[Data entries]
####################
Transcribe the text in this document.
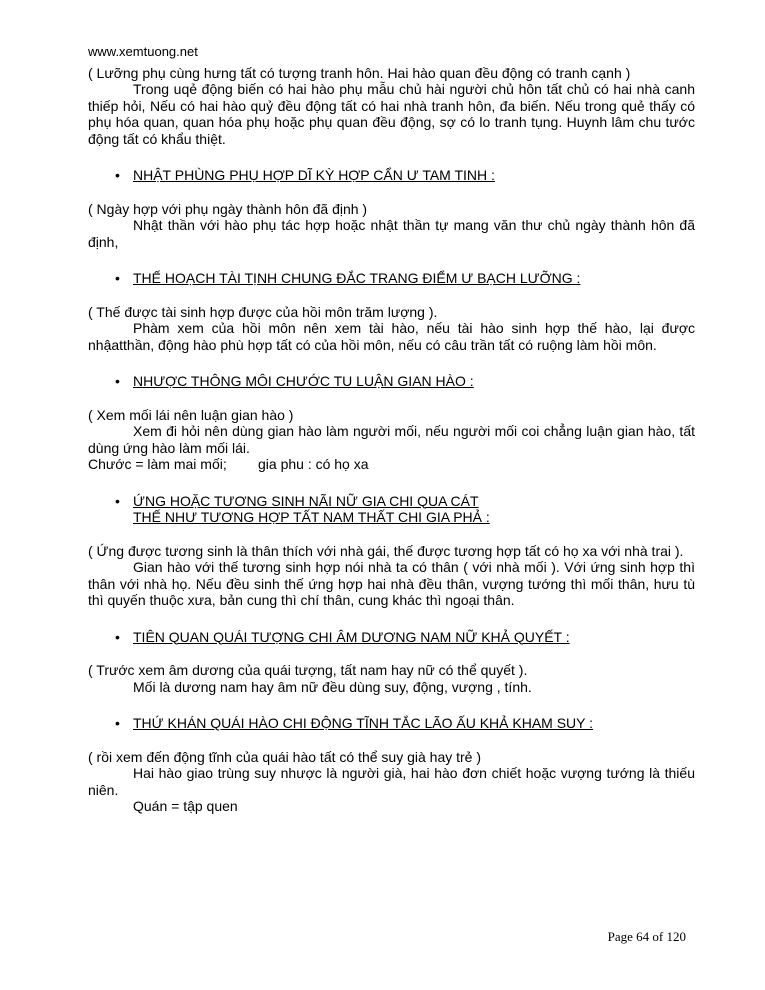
www.xemtuong.net

( Lưỡng phụ cùng hưng tất có tượng tranh hôn. Hai hào quan đều động có tranh cạnh )

Trong uqẻ động biến có hai hào phụ mẫu chủ hài người chủ hôn tất chủ có hai nhà canh thiếp hỏi, Nếu có hai hào quỷ đều động tất có hai nhà tranh hôn, đa biến. Nếu trong quẻ thấy có phụ hóa quan, quan hóa phụ hoặc phụ quan đều động, sợ có lo tranh tụng. Huynh lâm chu tước động tất có khẩu thiệt.

• NHẬT PHÙNG PHỤ HỢP DĨ KỲ HỢP CẨN Ư TAM TINH :

( Ngày hợp với phụ ngày thành hôn đã định )

Nhật thần với hào phụ tác hợp hoặc nhật thần tự mang văn thư chủ ngày thành hôn đã định,

• THẾ HOẠCH TÀI TỊNH CHUNG ĐẮC TRANG ĐIỂM Ư BẠCH LƯỠNG :

( Thế được tài sinh hợp được của hồi môn trăm lượng ).

Phàm xem của hồi môn nên xem tài hào, nếu tài hào sinh hợp thế hào, lại được nhậatthần, động hào phù hợp tất có của hồi môn, nếu có câu trần tất có ruộng làm hồi môn.

• NHƯỢC THÔNG MÔI CHƯỚC TU LUẬN GIAN HÀO :

( Xem mối lái nên luận gian hào )

Xem đi hỏi nên dùng gian hào làm người mối, nếu người mối coi chẳng luận gian hào, tất dùng ứng hào làm mối lái.

Chước = làm mai mối; gia phu : có họ xa

• ỨNG HOẶC TƯƠNG SINH NÃI NỮ GIA CHI QUA CÁT
THẾ NHƯ TƯƠNG HỢP TẤT NAM THẤT CHI GIA PHẢ :

( Ứng được tương sinh là thân thích với nhà gái, thế được tương hợp tất có họ xa với nhà trai ).

Gian hào với thế tương sinh hợp nói nhà ta có thân ( với nhà mối ). Với ứng sinh hợp thì thân với nhà họ. Nếu đều sinh thế ứng hợp hai nhà đều thân, vượng tướng thì mối thân, hưu tù thì quyến thuộc xưa, bản cung thì chí thân, cung khác thì ngoại thân.

• TIÊN QUAN QUÁI TƯỢNG CHI ÂM DƯƠNG NAM NỮ KHẢ QUYẾT :

( Trước xem âm dương của quái tượng, tất nam hay nữ có thể quyết ).

Mối là dương nam hay âm nữ đều dùng suy, động, vượng , tính.

• THỨ KHÁN QUÁI HÀO CHI ĐỘNG TĨNH TẮC LÃO ẤU KHẢ KHAM SUY :

( rồi xem đến động tĩnh của quái hào tất có thể suy già hay trẻ )

Hai hào giao trùng suy nhược là người già, hai hào đơn chiết hoặc vượng tướng là thiếu niên.

Quán = tập quen

Page 64 of 120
####################
** STATED PROBLEM **
Among the lines above, how many contain the string "ngày"? State the number alone.

** OUTPUT **
2